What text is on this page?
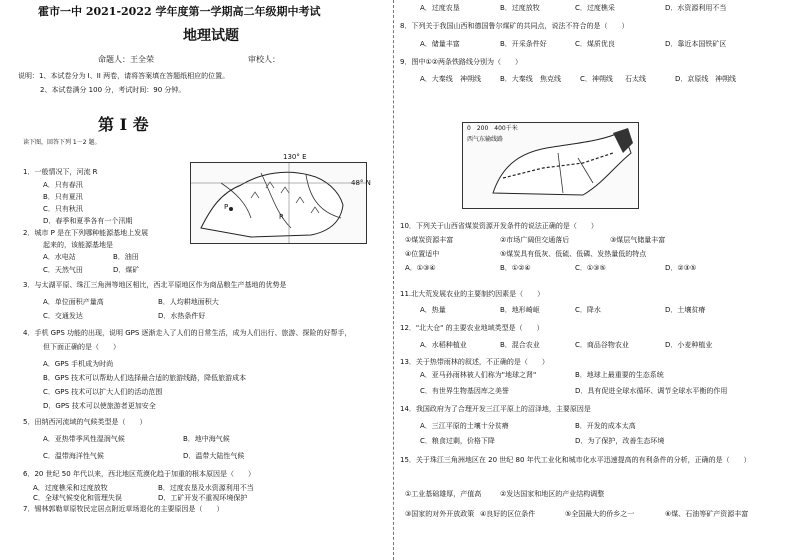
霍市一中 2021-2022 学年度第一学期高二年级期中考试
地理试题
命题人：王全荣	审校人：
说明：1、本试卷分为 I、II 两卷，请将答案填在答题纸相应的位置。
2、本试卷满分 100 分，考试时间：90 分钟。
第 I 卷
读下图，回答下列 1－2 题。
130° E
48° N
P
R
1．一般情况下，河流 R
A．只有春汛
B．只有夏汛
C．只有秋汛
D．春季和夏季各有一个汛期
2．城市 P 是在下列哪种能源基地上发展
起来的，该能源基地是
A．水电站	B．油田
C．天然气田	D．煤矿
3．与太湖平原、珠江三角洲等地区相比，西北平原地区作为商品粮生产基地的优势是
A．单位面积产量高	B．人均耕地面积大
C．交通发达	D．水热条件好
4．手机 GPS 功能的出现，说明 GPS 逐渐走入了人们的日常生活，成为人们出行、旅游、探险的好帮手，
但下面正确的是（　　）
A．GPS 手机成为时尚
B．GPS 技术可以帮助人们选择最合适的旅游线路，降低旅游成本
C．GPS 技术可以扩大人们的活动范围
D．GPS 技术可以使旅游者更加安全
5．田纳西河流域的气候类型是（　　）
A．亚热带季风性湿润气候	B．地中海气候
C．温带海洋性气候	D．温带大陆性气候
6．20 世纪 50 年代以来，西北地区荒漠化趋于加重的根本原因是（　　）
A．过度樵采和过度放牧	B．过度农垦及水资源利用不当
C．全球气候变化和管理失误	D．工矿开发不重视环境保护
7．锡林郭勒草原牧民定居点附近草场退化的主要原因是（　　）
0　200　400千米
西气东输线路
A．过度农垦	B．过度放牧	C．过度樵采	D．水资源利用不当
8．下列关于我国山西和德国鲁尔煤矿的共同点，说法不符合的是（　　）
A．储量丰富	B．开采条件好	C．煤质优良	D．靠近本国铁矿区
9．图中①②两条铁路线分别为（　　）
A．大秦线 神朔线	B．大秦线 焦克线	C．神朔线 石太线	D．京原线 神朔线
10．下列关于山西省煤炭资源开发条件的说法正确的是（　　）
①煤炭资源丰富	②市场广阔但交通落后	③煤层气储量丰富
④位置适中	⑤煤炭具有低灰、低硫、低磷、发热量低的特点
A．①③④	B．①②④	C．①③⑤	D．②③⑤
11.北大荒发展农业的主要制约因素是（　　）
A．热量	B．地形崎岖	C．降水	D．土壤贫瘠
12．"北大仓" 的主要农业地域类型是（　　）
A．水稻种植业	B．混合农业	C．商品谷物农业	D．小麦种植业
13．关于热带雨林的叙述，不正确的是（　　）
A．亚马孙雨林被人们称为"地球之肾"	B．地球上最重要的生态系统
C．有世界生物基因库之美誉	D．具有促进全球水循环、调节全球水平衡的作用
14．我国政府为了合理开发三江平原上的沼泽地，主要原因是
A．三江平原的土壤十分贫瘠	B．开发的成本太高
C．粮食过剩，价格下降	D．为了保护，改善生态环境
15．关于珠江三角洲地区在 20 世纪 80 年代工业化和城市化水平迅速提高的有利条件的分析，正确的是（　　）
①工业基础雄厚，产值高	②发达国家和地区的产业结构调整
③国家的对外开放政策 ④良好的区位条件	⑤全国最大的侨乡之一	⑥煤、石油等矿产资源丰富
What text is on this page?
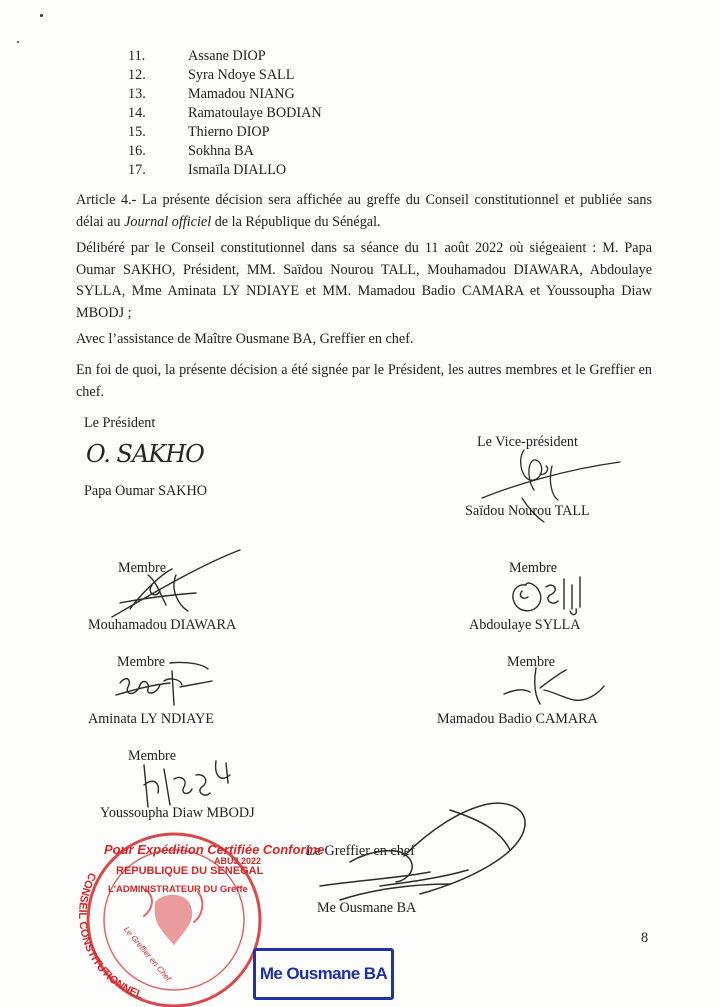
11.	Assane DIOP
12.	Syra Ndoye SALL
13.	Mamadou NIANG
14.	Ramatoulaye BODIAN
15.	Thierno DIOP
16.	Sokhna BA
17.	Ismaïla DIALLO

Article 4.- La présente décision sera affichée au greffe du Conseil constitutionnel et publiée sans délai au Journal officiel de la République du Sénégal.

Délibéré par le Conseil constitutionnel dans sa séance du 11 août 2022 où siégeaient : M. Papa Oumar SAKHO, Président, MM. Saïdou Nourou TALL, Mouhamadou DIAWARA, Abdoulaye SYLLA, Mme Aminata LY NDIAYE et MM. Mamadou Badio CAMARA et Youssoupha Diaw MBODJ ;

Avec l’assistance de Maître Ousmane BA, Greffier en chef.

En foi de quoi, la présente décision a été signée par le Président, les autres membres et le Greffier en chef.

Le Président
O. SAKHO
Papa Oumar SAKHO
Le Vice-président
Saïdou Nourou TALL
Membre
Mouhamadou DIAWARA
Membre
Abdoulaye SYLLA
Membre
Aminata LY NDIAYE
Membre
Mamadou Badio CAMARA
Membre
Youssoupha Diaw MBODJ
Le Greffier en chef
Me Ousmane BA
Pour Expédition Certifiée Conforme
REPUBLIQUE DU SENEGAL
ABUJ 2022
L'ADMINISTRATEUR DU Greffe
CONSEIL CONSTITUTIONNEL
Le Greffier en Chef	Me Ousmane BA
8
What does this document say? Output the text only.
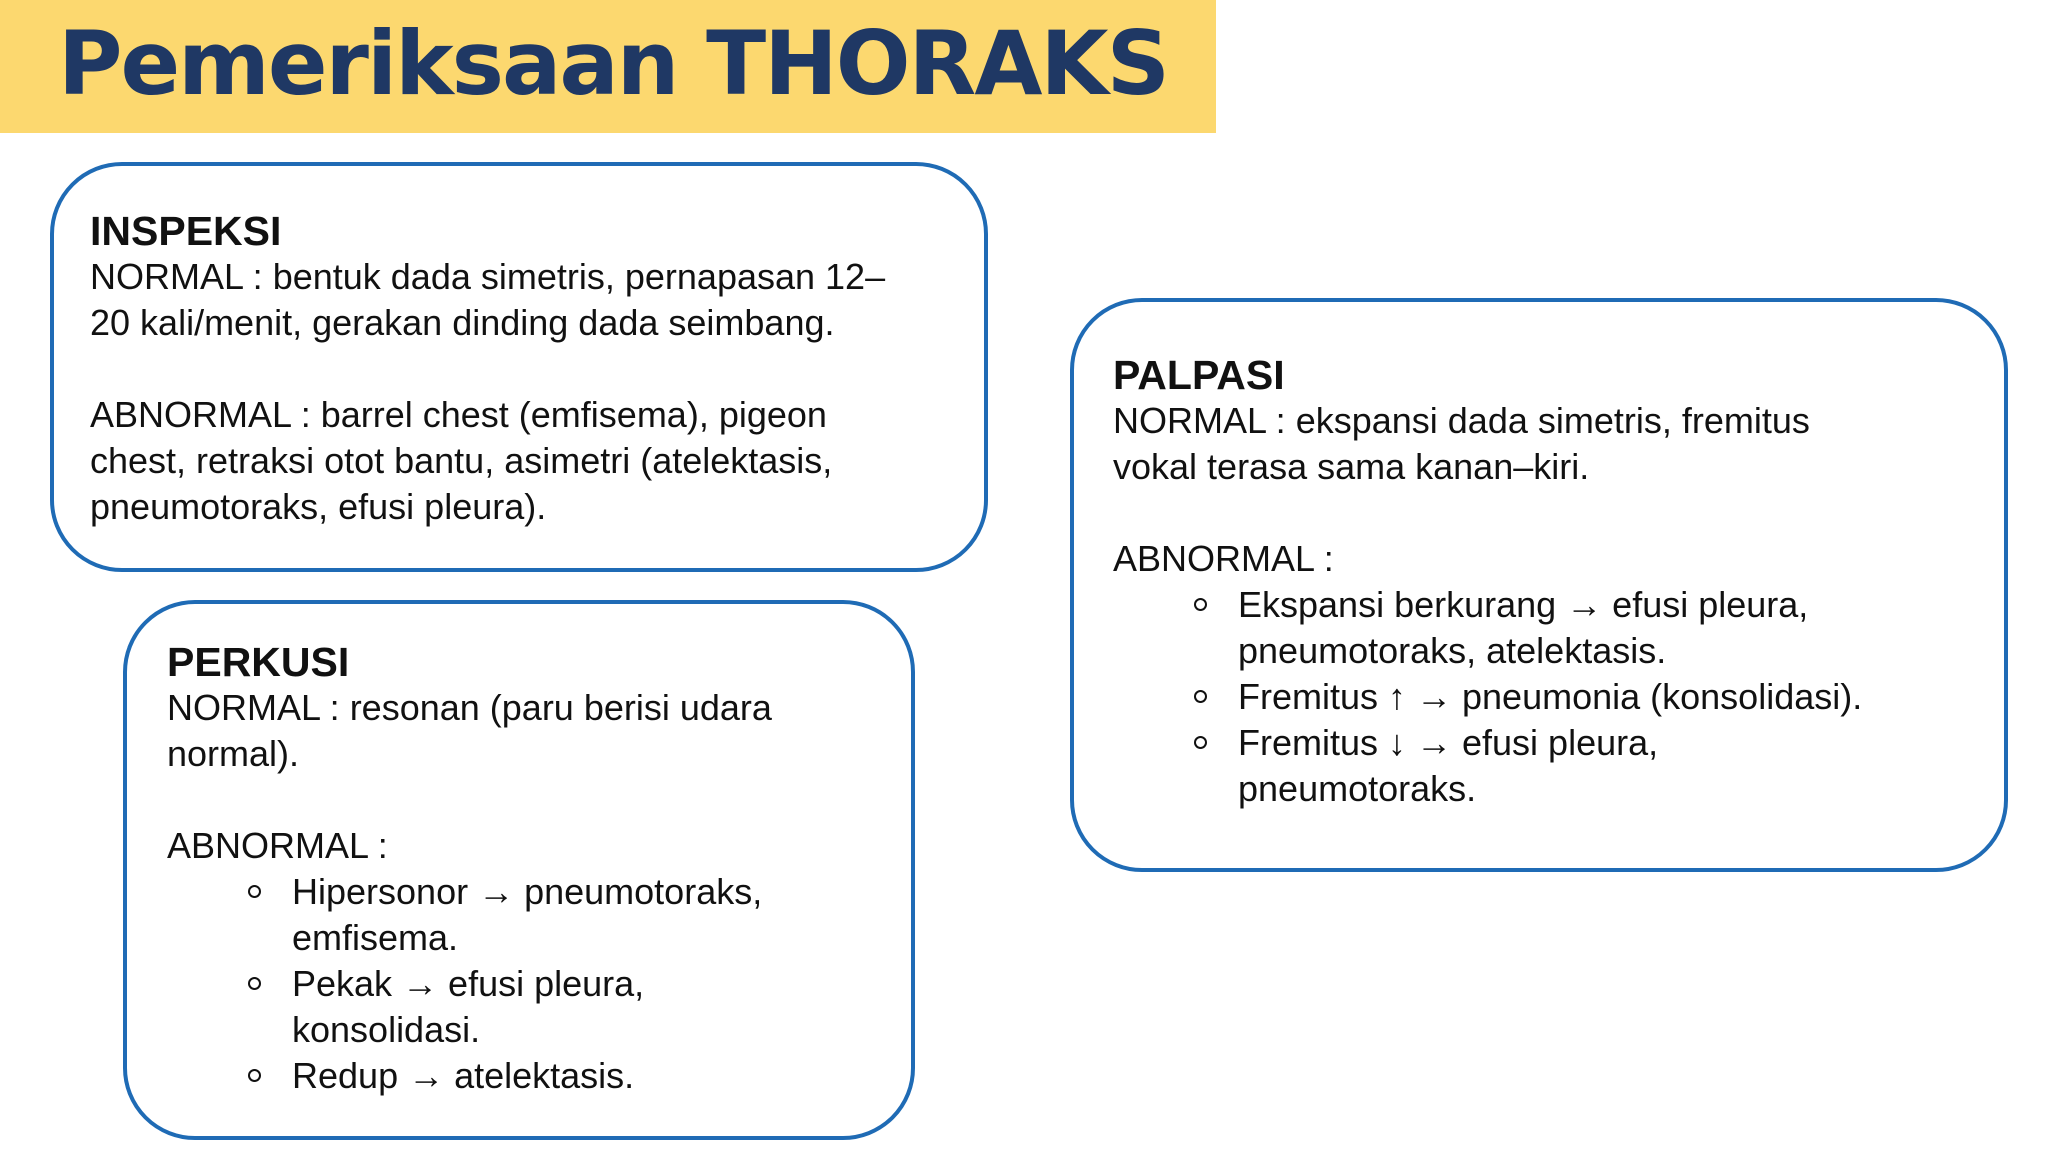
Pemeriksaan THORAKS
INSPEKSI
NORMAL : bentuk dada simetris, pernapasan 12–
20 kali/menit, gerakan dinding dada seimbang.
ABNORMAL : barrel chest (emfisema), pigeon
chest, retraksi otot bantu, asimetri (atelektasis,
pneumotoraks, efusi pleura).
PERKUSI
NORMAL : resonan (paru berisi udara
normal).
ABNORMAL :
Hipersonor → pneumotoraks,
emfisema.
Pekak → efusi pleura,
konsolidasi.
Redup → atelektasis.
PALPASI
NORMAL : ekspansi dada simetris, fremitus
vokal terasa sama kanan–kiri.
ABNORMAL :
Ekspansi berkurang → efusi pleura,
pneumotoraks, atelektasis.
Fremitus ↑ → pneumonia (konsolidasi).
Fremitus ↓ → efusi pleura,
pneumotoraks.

Set task :: Your task is to pick out every line with the string "simetris" and copy it.

Solution to this problem ::
NORMAL : bentuk dada simetris, pernapasan 12–
NORMAL : ekspansi dada simetris, fremitus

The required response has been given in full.